[Data entries]
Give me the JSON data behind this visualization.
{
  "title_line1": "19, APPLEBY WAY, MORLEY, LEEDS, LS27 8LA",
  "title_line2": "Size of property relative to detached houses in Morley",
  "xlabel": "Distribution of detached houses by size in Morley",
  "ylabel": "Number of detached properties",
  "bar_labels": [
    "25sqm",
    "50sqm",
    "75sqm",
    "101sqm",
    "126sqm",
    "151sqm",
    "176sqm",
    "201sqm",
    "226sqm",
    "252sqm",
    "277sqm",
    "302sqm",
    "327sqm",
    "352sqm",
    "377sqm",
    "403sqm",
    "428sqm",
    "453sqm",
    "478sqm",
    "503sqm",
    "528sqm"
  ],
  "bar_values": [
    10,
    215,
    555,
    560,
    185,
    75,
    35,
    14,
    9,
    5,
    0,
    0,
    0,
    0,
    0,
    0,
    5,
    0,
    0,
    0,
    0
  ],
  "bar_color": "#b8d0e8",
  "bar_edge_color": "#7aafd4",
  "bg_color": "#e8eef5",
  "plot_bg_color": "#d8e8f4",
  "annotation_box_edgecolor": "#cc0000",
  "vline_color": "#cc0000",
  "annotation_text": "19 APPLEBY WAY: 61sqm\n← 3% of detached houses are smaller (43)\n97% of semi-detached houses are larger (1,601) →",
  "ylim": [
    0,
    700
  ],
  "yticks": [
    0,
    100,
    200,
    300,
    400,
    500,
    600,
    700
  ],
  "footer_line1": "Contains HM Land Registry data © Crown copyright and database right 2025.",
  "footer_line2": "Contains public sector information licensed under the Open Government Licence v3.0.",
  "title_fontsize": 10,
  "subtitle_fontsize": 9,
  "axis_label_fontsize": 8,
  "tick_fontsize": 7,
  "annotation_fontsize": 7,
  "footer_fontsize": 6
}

• Directions
Search the lines above for the string "detached", then show every one that has it.

• Response to this exercise
  "title_line2": "Size of property relative to detached houses in Morley",
  "xlabel": "Distribution of detached houses by size in Morley",
  "ylabel": "Number of detached properties",
  "annotation_text": "19 APPLEBY WAY: 61sqm\n← 3% of detached houses are smaller (43)\n97% of semi-detached houses are larger (1,601) →",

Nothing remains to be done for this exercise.